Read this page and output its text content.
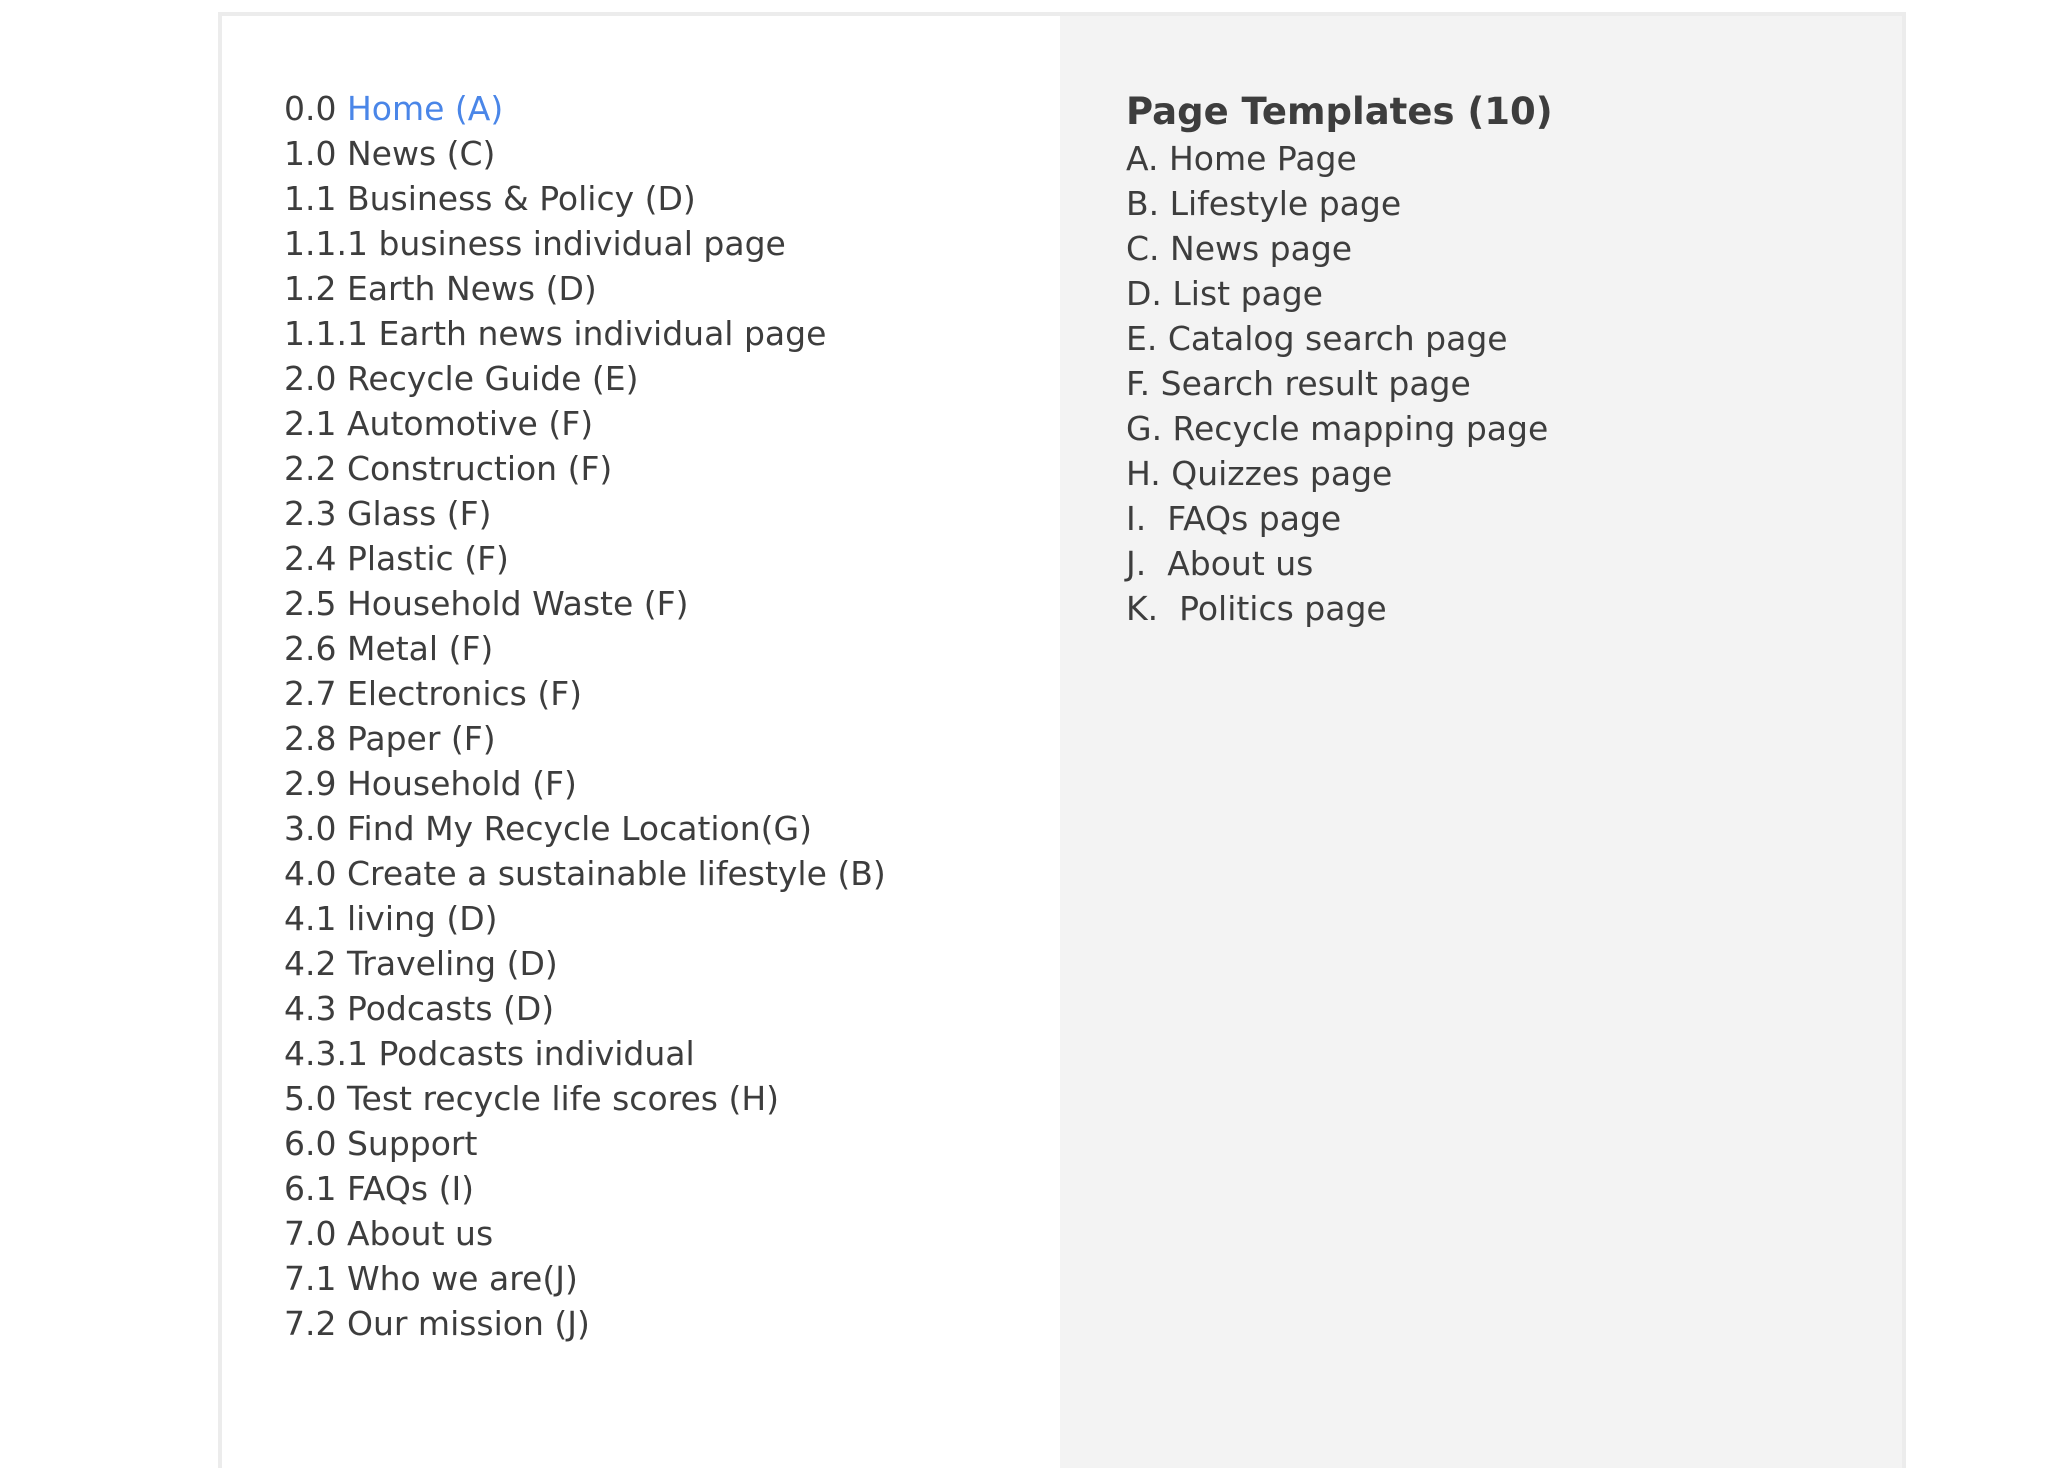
0.0 Home (A)
1.0 News (C)
1.1 Business & Policy (D)
1.1.1 business individual page
1.2 Earth News (D)
1.1.1 Earth news individual page
2.0 Recycle Guide (E)
2.1 Automotive (F)
2.2 Construction (F)
2.3 Glass (F)
2.4 Plastic (F)
2.5 Household Waste (F)
2.6 Metal (F)
2.7 Electronics (F)
2.8 Paper (F)
2.9 Household (F)
3.0 Find My Recycle Location(G)
4.0 Create a sustainable lifestyle (B)
4.1 living (D)
4.2 Traveling (D)
4.3 Podcasts (D)
4.3.1 Podcasts individual
5.0 Test recycle life scores (H)
6.0 Support
6.1 FAQs (I)
7.0 About us
7.1 Who we are(J)
7.2 Our mission (J)
Page Templates (10)
A. Home Page
B. Lifestyle page
C. News page
D. List page
E. Catalog search page
F. Search result page
G. Recycle mapping page
H. Quizzes page
I.  FAQs page
J.  About us
K.  Politics page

************

• [Requirements]:
Show the lines of the records that include the string "Earth".

• [Full output]:
1.2 Earth News (D)
1.1.1 Earth news individual page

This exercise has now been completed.